Copy out all the lines where "значения" shows up.

Data records
+ + + + + + +
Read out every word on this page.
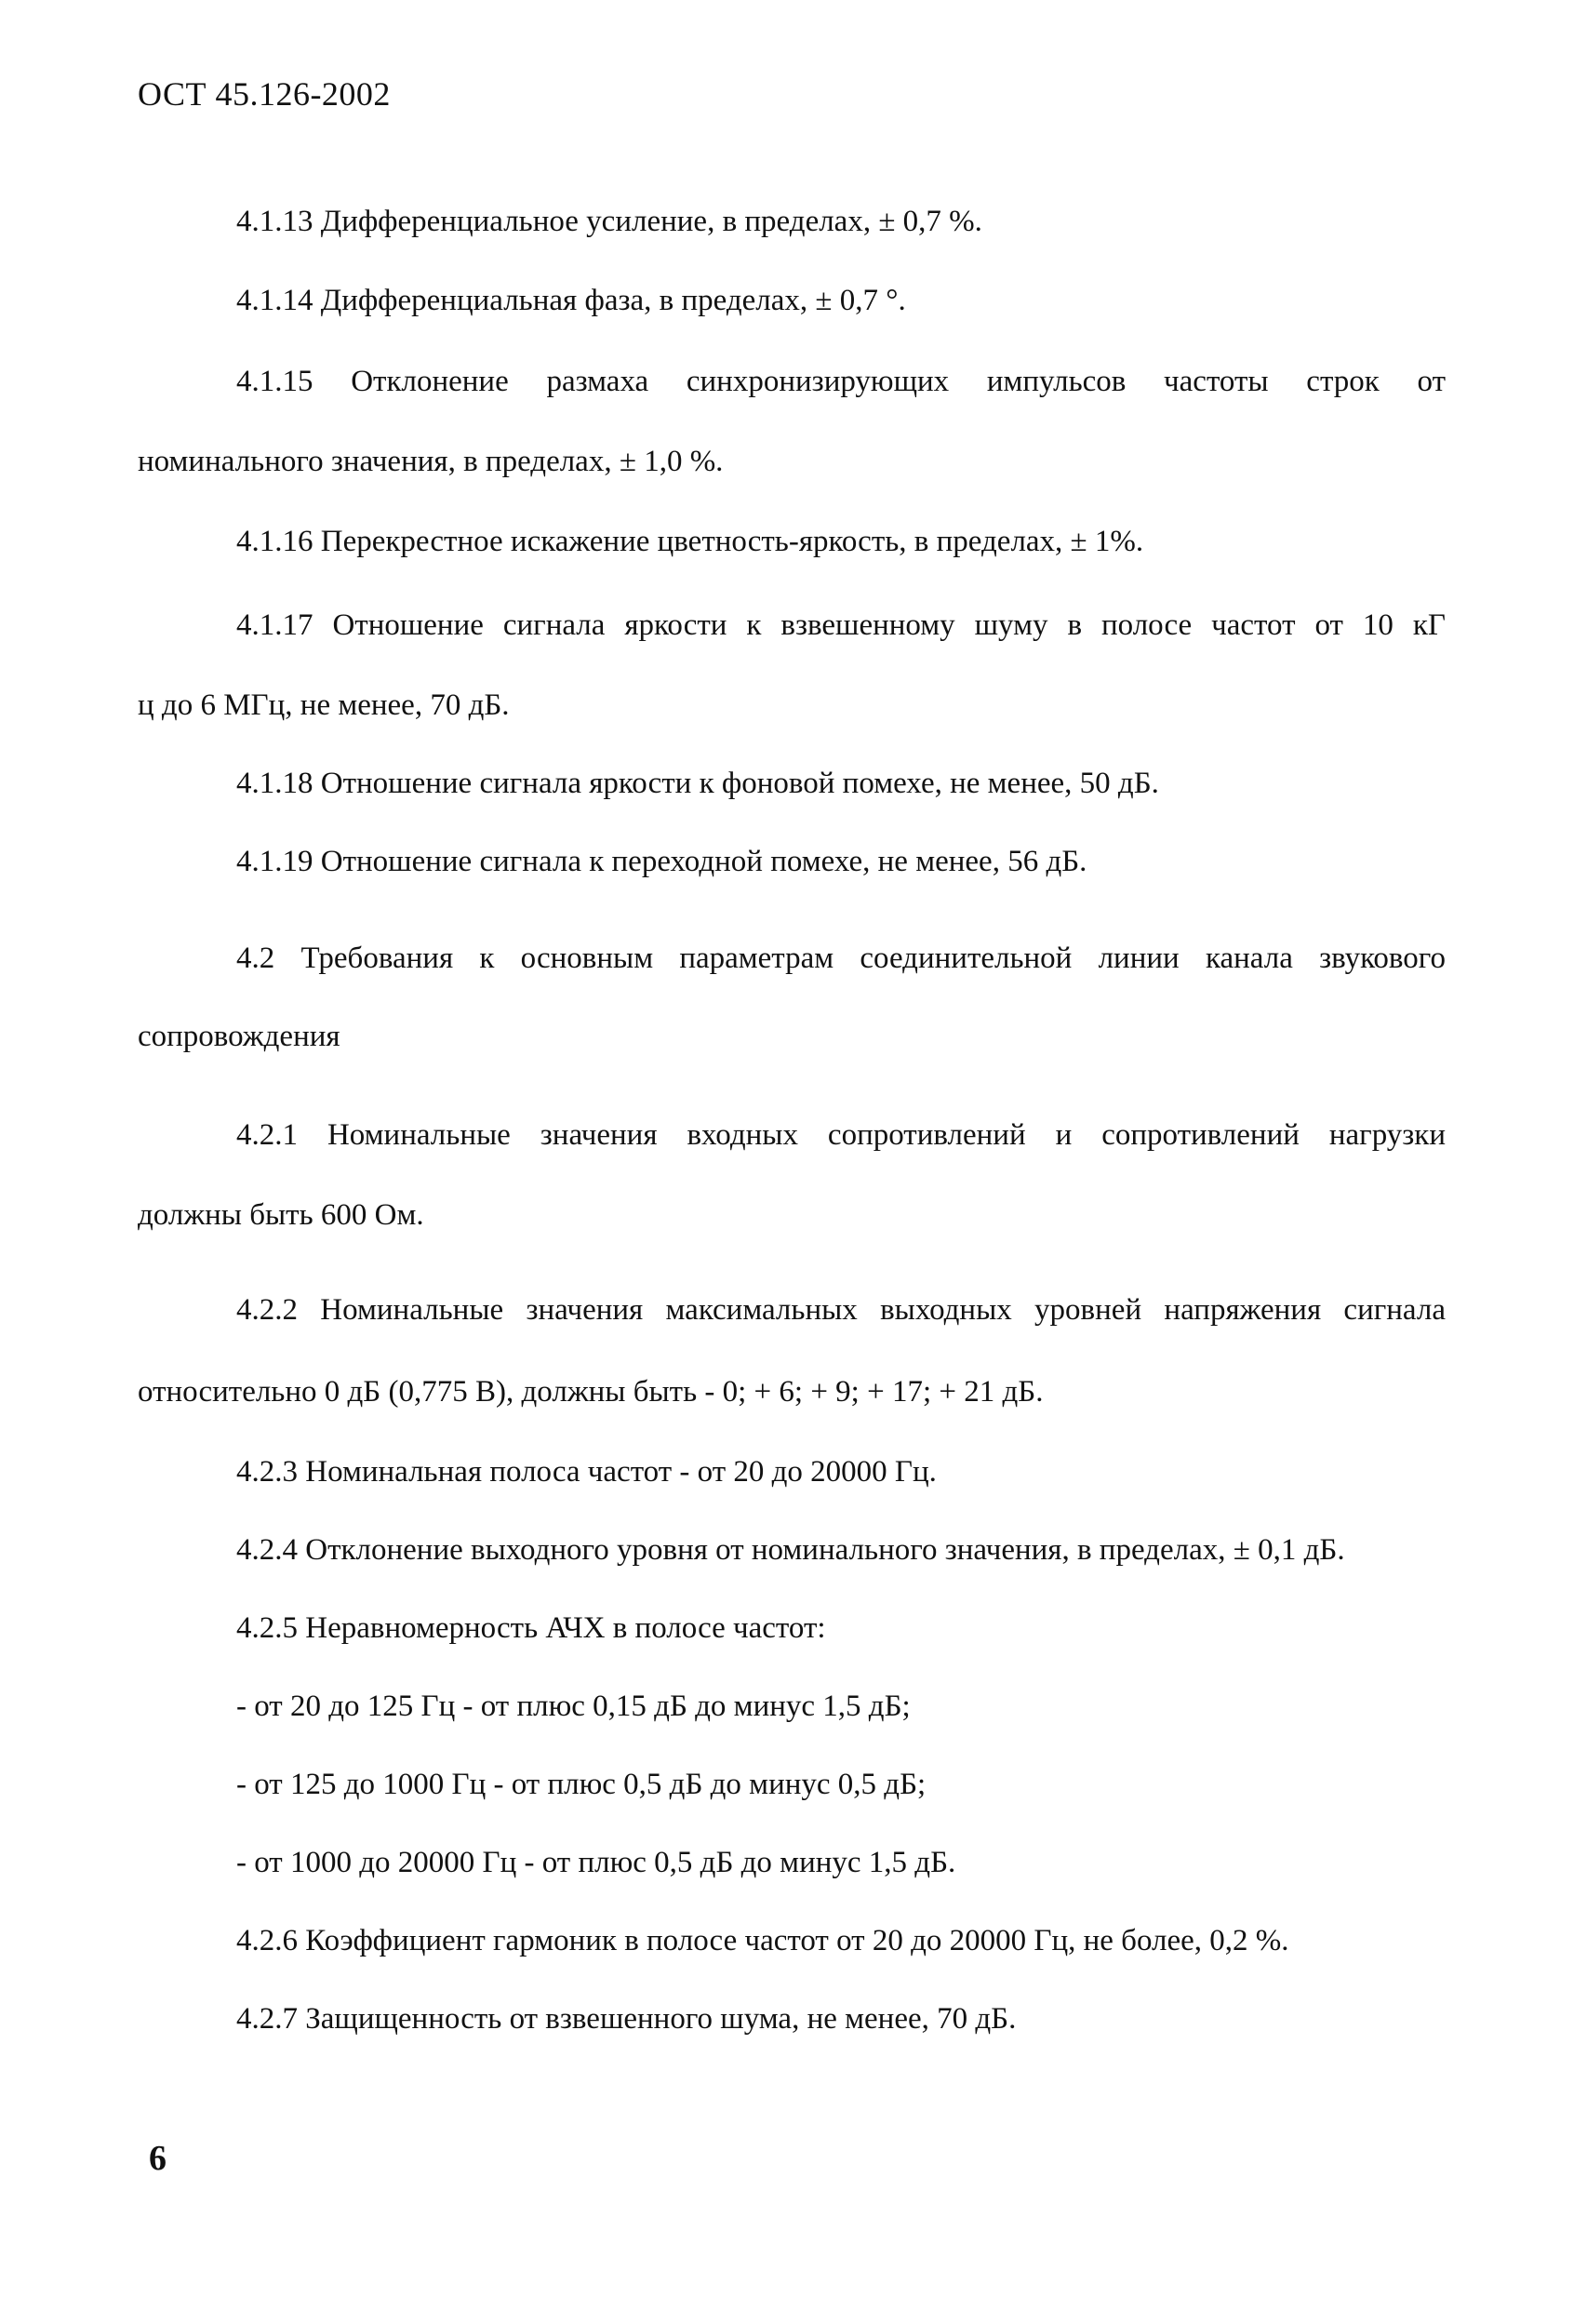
ОСТ 45.126-2002
4.1.13 Дифференциальное усиление, в пределах, ± 0,7 %.
4.1.14 Дифференциальная фаза, в пределах, ± 0,7 °.
4.1.15 Отклонение размаха синхронизирующих импульсов частоты строк от
номинального значения, в пределах, ± 1,0 %.
4.1.16 Перекрестное искажение цветность-яркость, в пределах, ± 1%.
4.1.17 Отношение сигнала яркости к взвешенному шуму в полосе частот от 10 кГ
ц до 6 МГц, не менее, 70 дБ.
4.1.18 Отношение сигнала яркости к фоновой помехе, не менее, 50 дБ.
4.1.19 Отношение сигнала к переходной помехе, не менее, 56 дБ.
4.2 Требования к основным параметрам соединительной линии канала звукового
сопровождения
4.2.1 Номинальные значения входных сопротивлений и сопротивлений нагрузки
должны быть 600 Ом.
4.2.2 Номинальные значения максимальных выходных уровней напряжения сигнала
относительно 0 дБ (0,775 В), должны быть - 0; + 6; + 9; + 17; + 21 дБ.
4.2.3 Номинальная полоса частот - от 20 до 20000 Гц.
4.2.4 Отклонение выходного уровня от номинального значения, в пределах, ± 0,1 дБ.
4.2.5 Неравномерность АЧХ в полосе частот:
- от 20 до 125 Гц - от плюс 0,15 дБ до минус 1,5 дБ;
- от 125 до 1000 Гц - от плюс 0,5 дБ до минус 0,5 дБ;
- от 1000 до 20000 Гц - от плюс 0,5 дБ до минус 1,5 дБ.
4.2.6 Коэффициент гармоник в полосе частот от 20 до 20000 Гц, не более, 0,2 %.
4.2.7 Защищенность от взвешенного шума, не менее, 70 дБ.
6
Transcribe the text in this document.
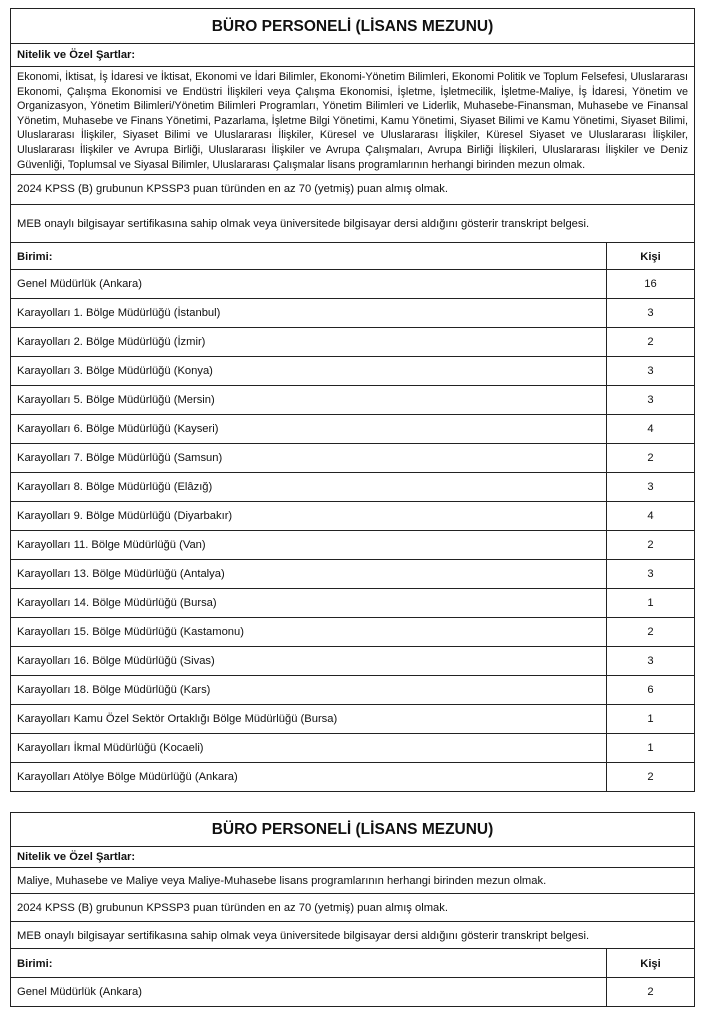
BÜRO PERSONELİ (LİSANS MEZUNU)
Nitelik ve Özel Şartlar:
Ekonomi, İktisat, İş İdaresi ve İktisat, Ekonomi ve İdari Bilimler, Ekonomi-Yönetim Bilimleri, Ekonomi Politik ve Toplum Felsefesi, Uluslararası Ekonomi, Çalışma Ekonomisi ve Endüstri İlişkileri veya Çalışma Ekonomisi, İşletme, İşletmecilik, İşletme-Maliye, İş İdaresi, Yönetim ve Organizasyon, Yönetim Bilimleri/Yönetim Bilimleri Programları, Yönetim Bilimleri ve Liderlik, Muhasebe-Finansman, Muhasebe ve Finansal Yönetim, Muhasebe ve Finans Yönetimi, Pazarlama, İşletme Bilgi Yönetimi, Kamu Yönetimi, Siyaset Bilimi ve Kamu Yönetimi, Siyaset Bilimi, Uluslararası İlişkiler, Siyaset Bilimi ve Uluslararası İlişkiler, Küresel ve Uluslararası İlişkiler, Küresel Siyaset ve Uluslararası İlişkiler, Uluslararası İlişkiler ve Avrupa Birliği, Uluslararası İlişkiler ve Avrupa Çalışmaları, Avrupa Birliği İlişkileri, Uluslararası İlişkiler ve Deniz Güvenliği, Toplumsal ve Siyasal Bilimler, Uluslararası Çalışmalar lisans programlarının herhangi birinden mezun olmak.
2024 KPSS (B) grubunun KPSSP3 puan türünden en az 70 (yetmiş) puan almış olmak.
MEB onaylı bilgisayar sertifikasına sahip olmak veya üniversitede bilgisayar dersi aldığını gösterir transkript belgesi.
Birimi:	Kişi
Genel Müdürlük (Ankara)	16
Karayolları 1. Bölge Müdürlüğü (İstanbul)	3
Karayolları 2. Bölge Müdürlüğü (İzmir)	2
Karayolları 3. Bölge Müdürlüğü (Konya)	3
Karayolları 5. Bölge Müdürlüğü (Mersin)	3
Karayolları 6. Bölge Müdürlüğü (Kayseri)	4
Karayolları 7. Bölge Müdürlüğü (Samsun)	2
Karayolları 8. Bölge Müdürlüğü (Elâzığ)	3
Karayolları 9. Bölge Müdürlüğü (Diyarbakır)	4
Karayolları 11. Bölge Müdürlüğü (Van)	2
Karayolları 13. Bölge Müdürlüğü (Antalya)	3
Karayolları 14. Bölge Müdürlüğü (Bursa)	1
Karayolları 15. Bölge Müdürlüğü (Kastamonu)	2
Karayolları 16. Bölge Müdürlüğü (Sivas)	3
Karayolları 18. Bölge Müdürlüğü (Kars)	6
Karayolları Kamu Özel Sektör Ortaklığı Bölge Müdürlüğü (Bursa)	1
Karayolları İkmal Müdürlüğü (Kocaeli)	1
Karayolları Atölye Bölge Müdürlüğü (Ankara)	2
BÜRO PERSONELİ (LİSANS MEZUNU)
Nitelik ve Özel Şartlar:
Maliye, Muhasebe ve Maliye veya Maliye-Muhasebe lisans programlarının herhangi birinden mezun olmak.
2024 KPSS (B) grubunun KPSSP3 puan türünden en az 70 (yetmiş) puan almış olmak.
MEB onaylı bilgisayar sertifikasına sahip olmak veya üniversitede bilgisayar dersi aldığını gösterir transkript belgesi.
Birimi:	Kişi
Genel Müdürlük (Ankara)	2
+ + + + + + +
#### The reply:
номинального значения, в пределах, ± 1,0 %.
4.2.1 Номинальные значения входных сопротивлений и сопротивлений нагрузки
4.2.2 Номинальные значения максимальных выходных уровней напряжения сигнала
4.2.4 Отклонение выходного уровня от номинального значения, в пределах, ± 0,1 дБ.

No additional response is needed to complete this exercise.